* **What is asked**
Your answer should be a single number: how many lines in the data below hold the string "title".

* **Material provided**
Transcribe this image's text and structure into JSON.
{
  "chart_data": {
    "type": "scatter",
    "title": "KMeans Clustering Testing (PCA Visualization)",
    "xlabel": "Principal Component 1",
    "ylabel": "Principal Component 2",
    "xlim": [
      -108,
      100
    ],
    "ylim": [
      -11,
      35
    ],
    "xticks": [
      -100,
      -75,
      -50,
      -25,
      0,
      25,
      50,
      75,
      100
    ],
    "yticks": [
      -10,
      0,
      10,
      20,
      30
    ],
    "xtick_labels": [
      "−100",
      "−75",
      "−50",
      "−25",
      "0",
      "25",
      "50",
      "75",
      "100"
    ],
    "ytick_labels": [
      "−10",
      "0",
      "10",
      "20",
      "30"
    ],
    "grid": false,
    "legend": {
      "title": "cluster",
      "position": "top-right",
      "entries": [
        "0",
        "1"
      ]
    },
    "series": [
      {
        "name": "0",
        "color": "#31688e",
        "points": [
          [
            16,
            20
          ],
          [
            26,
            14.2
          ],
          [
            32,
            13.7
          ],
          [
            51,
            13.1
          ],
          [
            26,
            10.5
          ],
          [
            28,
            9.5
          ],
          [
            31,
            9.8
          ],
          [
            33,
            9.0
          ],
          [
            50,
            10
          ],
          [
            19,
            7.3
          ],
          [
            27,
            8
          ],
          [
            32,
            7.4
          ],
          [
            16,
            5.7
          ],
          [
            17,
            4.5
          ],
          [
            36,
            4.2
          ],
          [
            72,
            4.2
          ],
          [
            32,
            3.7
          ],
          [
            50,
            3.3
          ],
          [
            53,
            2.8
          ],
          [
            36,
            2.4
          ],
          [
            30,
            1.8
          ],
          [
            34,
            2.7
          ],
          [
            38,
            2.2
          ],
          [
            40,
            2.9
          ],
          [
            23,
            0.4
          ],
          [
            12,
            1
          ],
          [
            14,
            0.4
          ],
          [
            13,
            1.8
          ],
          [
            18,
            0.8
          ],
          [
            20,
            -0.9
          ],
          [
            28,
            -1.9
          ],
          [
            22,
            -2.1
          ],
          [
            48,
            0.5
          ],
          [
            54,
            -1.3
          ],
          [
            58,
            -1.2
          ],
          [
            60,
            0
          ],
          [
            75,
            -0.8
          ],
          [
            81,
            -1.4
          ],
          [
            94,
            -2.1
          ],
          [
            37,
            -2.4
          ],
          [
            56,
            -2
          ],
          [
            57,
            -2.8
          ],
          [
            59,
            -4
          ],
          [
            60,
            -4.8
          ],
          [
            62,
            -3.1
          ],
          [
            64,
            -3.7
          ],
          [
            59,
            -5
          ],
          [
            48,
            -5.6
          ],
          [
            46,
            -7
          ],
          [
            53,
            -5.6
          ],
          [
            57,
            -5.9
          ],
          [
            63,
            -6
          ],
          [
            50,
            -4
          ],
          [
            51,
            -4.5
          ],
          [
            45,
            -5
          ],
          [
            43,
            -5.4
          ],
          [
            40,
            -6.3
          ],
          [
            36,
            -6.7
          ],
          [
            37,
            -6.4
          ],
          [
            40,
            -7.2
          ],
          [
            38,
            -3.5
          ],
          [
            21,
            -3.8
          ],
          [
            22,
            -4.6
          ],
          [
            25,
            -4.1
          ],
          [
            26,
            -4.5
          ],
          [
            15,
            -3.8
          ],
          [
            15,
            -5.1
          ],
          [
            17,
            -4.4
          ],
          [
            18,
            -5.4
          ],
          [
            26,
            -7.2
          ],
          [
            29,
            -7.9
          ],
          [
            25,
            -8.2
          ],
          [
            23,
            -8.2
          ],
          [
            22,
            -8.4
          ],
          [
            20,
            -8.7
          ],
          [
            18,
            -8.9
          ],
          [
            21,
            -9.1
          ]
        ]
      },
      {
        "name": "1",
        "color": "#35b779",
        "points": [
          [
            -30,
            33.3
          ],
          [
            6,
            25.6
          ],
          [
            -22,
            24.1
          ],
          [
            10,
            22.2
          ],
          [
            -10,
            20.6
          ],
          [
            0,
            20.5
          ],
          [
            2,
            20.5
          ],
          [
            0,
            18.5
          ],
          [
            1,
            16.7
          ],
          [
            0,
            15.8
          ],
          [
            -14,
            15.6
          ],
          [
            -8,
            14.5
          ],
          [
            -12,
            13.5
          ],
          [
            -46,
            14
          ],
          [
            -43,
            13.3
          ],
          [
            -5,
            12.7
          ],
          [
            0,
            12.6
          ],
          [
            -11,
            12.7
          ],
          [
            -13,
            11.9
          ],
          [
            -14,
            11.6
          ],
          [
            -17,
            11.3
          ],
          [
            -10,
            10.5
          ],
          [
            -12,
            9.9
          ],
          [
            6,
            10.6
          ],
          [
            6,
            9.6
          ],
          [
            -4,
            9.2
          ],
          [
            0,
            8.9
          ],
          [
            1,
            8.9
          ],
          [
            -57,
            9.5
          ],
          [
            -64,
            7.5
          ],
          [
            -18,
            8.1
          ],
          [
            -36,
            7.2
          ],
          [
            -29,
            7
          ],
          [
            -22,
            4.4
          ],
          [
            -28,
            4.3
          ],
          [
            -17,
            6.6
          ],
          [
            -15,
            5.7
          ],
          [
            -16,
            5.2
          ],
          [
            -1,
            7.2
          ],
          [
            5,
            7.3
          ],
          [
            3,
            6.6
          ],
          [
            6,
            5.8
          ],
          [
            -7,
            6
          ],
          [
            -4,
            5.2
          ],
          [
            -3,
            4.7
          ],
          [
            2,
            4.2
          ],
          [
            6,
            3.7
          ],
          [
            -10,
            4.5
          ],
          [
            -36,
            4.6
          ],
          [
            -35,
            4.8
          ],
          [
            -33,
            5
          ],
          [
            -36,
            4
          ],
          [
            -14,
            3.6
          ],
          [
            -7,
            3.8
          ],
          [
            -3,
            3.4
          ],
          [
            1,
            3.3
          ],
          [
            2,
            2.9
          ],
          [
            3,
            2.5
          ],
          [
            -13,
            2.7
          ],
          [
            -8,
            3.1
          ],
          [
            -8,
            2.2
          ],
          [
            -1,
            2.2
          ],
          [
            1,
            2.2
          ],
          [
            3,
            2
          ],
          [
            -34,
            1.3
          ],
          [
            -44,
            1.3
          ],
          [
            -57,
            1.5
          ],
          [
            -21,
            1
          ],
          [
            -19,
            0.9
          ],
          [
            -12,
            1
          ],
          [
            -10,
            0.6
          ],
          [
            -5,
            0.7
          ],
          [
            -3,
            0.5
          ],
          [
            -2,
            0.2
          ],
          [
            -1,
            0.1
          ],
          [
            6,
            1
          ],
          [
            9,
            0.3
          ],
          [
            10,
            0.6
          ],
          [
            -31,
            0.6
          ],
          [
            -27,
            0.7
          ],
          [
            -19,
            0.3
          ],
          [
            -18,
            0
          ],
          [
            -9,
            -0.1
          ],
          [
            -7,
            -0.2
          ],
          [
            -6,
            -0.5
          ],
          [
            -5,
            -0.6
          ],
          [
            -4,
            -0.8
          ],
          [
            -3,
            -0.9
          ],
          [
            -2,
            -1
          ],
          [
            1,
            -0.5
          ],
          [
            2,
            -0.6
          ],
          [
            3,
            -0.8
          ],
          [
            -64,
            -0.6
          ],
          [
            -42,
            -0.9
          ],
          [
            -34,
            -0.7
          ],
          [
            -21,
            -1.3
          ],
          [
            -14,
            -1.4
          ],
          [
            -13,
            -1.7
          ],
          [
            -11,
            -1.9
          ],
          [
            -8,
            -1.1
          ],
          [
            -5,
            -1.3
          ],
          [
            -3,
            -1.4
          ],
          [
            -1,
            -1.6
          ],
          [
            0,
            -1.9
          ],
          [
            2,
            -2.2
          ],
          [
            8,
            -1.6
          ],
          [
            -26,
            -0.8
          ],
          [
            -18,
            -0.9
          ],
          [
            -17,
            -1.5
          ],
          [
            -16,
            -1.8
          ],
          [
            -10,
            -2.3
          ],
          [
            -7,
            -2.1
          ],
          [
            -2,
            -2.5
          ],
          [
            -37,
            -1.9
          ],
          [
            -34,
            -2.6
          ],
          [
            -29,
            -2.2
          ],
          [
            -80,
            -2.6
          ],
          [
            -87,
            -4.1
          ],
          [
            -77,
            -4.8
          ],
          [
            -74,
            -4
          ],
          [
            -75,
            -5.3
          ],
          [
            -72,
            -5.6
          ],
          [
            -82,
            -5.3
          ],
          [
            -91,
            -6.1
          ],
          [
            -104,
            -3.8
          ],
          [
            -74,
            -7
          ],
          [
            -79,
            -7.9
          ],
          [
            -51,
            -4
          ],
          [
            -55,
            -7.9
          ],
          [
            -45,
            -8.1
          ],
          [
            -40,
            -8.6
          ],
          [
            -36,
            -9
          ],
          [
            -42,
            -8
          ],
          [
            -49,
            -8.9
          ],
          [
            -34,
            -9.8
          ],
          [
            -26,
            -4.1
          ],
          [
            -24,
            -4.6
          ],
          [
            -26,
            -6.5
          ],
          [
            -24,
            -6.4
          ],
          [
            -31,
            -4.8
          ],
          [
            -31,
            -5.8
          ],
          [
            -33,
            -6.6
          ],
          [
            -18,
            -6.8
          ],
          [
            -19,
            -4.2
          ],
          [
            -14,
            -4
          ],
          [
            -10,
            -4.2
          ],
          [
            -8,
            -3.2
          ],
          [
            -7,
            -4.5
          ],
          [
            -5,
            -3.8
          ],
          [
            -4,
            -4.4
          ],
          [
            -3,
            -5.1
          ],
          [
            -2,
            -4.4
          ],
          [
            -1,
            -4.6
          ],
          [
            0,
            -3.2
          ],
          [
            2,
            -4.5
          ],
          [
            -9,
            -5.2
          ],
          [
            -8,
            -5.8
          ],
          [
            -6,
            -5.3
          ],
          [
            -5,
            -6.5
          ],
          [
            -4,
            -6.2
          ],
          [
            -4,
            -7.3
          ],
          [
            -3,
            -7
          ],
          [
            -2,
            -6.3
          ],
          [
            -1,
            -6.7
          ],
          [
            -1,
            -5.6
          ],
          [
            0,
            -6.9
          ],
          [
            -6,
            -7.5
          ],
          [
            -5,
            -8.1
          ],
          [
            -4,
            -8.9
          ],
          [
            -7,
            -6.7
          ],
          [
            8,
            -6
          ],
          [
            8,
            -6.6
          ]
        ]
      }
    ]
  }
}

* **Final result**
2